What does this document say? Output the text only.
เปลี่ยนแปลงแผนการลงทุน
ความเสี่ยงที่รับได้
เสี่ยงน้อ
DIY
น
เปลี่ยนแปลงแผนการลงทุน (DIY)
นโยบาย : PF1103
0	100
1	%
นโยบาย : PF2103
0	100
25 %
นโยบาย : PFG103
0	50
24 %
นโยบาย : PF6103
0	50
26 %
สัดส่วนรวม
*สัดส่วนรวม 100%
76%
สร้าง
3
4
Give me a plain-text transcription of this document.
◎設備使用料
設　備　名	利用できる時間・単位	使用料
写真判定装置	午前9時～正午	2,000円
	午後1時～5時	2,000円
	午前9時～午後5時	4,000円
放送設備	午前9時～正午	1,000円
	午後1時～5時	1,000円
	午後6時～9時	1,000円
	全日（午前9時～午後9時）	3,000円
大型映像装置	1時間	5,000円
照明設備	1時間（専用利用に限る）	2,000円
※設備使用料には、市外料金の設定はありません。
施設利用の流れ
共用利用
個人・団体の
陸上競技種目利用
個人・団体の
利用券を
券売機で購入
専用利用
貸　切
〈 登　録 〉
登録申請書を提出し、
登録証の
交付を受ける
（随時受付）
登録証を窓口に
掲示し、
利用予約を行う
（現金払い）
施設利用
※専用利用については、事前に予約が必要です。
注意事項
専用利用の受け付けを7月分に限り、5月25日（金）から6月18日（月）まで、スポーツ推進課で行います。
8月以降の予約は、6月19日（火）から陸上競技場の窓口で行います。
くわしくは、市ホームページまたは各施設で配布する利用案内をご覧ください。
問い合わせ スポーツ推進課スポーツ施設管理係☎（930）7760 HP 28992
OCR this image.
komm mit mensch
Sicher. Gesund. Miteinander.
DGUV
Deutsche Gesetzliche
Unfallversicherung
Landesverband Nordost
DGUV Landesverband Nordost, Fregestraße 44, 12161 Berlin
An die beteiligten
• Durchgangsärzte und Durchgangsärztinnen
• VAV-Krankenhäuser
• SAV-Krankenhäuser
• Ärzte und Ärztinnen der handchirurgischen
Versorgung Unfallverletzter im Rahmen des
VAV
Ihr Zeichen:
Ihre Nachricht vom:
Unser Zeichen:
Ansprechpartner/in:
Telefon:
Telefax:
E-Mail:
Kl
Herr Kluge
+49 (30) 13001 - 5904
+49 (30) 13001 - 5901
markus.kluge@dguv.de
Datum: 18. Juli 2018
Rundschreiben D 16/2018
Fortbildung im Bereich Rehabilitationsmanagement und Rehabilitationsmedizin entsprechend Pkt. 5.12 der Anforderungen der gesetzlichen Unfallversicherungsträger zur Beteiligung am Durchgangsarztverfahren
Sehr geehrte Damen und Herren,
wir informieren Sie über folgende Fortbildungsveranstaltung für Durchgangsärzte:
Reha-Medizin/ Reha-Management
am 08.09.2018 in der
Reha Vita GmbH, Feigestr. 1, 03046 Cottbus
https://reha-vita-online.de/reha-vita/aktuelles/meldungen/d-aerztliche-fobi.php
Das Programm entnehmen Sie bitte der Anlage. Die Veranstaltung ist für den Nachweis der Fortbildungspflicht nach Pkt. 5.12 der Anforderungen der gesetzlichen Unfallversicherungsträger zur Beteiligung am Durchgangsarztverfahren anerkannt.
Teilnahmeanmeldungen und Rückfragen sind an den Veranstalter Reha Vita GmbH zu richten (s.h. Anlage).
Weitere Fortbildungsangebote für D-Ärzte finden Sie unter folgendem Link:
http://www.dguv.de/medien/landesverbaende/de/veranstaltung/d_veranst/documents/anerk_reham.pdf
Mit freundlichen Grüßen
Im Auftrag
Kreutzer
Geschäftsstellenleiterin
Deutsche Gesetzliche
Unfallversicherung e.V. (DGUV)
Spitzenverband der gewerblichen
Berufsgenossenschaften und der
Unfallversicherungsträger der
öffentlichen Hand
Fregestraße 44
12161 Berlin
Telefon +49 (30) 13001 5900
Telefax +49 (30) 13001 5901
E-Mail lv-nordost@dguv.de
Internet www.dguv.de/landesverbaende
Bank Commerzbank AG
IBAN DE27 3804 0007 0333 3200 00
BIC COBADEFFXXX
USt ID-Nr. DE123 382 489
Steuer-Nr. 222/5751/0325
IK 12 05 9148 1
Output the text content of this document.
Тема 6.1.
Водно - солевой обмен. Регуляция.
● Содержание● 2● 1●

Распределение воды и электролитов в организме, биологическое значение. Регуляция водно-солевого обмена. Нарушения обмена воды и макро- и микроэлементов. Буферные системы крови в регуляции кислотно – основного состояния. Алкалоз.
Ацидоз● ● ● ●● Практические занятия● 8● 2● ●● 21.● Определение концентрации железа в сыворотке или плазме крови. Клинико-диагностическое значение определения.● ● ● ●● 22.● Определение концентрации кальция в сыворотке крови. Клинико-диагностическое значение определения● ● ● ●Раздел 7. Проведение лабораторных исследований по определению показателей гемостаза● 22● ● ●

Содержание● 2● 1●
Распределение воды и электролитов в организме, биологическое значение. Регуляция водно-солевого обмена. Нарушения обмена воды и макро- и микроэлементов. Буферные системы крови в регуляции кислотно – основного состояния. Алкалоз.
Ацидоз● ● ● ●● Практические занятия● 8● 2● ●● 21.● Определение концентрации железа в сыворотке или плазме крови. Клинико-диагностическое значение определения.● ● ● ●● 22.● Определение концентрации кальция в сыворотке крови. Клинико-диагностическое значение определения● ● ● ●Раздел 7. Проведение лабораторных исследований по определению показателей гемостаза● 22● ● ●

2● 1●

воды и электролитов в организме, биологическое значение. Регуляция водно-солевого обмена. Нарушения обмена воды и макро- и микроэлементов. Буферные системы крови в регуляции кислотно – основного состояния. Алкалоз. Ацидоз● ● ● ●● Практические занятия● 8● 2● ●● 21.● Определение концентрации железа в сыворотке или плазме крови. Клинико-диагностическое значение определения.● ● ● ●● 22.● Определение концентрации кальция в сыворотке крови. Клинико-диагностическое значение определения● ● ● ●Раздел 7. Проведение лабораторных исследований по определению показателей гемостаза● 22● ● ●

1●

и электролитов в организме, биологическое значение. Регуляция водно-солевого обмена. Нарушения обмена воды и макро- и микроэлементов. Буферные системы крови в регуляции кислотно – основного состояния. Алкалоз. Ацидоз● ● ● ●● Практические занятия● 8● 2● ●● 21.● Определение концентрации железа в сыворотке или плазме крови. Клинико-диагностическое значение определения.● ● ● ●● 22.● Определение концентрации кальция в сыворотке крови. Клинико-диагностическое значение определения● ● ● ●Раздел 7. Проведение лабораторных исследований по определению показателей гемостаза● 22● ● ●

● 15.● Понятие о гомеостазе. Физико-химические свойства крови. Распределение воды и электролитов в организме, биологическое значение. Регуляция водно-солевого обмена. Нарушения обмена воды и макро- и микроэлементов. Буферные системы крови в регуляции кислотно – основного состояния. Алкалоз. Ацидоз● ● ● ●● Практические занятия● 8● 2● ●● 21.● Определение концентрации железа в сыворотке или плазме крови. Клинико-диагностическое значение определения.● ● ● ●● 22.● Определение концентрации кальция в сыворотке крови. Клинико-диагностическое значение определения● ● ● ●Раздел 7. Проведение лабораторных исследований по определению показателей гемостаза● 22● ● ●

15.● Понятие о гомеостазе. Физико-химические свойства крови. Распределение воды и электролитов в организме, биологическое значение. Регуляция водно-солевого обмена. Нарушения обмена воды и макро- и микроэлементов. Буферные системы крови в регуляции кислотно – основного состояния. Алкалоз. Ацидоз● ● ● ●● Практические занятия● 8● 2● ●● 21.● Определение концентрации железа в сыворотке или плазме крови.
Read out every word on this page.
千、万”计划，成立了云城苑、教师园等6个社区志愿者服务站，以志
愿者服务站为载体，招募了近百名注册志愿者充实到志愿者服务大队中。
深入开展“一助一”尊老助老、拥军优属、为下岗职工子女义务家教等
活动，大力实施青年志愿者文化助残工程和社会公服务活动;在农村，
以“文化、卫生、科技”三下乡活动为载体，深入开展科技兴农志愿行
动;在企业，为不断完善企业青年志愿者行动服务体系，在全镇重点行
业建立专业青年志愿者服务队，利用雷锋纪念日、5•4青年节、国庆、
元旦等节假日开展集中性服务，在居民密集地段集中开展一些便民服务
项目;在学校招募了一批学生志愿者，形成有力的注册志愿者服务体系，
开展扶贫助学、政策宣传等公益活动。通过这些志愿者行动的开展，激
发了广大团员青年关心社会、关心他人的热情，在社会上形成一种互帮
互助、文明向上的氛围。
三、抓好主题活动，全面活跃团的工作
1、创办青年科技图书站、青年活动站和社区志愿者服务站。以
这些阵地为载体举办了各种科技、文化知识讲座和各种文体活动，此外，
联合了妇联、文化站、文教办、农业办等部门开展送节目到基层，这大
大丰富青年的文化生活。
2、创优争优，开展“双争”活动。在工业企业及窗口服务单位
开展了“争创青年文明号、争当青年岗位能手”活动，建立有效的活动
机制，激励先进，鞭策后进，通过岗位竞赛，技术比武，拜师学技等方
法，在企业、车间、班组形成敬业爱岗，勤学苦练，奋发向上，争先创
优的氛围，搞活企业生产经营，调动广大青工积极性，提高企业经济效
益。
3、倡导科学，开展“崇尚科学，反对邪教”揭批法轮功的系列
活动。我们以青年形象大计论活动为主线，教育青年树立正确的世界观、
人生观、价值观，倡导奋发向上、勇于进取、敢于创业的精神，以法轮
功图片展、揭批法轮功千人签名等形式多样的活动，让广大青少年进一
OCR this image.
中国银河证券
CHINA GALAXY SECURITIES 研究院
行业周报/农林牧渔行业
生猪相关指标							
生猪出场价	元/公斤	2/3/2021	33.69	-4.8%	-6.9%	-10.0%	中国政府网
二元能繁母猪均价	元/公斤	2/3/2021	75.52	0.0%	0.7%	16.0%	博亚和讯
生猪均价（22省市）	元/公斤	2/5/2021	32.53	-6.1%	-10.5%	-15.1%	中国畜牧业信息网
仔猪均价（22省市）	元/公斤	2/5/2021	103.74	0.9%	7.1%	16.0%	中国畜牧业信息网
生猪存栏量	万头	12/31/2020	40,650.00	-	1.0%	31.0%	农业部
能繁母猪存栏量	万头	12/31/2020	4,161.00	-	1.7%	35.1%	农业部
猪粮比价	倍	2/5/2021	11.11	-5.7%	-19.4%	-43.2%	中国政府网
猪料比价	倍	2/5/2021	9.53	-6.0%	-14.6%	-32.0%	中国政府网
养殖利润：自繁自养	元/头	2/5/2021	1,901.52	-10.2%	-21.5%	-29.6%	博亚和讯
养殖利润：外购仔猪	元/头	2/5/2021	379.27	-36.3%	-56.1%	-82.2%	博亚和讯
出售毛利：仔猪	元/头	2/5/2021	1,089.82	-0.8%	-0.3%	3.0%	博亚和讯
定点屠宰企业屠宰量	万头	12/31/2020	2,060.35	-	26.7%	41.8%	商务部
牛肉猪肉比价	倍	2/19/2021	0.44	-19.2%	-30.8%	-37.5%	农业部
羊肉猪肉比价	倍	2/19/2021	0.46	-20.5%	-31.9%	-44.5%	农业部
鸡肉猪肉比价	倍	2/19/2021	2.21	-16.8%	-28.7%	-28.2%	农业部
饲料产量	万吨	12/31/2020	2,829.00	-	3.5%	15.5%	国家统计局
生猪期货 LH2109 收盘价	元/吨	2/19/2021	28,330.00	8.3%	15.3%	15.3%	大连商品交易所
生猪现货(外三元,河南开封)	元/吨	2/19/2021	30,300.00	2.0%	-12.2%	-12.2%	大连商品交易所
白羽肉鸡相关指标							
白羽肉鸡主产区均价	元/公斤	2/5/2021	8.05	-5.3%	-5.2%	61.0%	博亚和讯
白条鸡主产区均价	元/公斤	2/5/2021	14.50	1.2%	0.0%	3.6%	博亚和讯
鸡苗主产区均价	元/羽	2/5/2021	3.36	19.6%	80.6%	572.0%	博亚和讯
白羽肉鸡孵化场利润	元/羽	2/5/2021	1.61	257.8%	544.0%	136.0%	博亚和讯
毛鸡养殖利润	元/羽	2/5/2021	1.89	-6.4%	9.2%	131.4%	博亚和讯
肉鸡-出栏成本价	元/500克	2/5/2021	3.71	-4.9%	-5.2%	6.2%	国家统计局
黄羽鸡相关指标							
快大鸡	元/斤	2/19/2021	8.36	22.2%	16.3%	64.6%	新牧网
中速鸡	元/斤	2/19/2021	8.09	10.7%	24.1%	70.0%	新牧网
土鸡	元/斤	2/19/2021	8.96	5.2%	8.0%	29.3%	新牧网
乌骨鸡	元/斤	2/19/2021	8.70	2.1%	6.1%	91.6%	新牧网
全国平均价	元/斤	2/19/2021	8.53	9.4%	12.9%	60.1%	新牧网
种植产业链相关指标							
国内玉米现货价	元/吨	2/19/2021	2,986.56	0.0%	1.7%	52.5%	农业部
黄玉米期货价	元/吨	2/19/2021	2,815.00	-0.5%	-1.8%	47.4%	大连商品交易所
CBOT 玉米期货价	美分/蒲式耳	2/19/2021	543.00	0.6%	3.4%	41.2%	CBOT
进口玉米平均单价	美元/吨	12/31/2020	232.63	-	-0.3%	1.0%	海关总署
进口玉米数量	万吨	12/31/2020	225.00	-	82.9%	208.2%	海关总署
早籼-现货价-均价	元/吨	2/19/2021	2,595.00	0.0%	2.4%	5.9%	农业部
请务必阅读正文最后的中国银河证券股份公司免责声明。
=====
» **EXERCISE TASK**:
Scan the material above and determine how many lines include the word "博亚和讯"; report only the number.

» **RESULT BELOW**:
9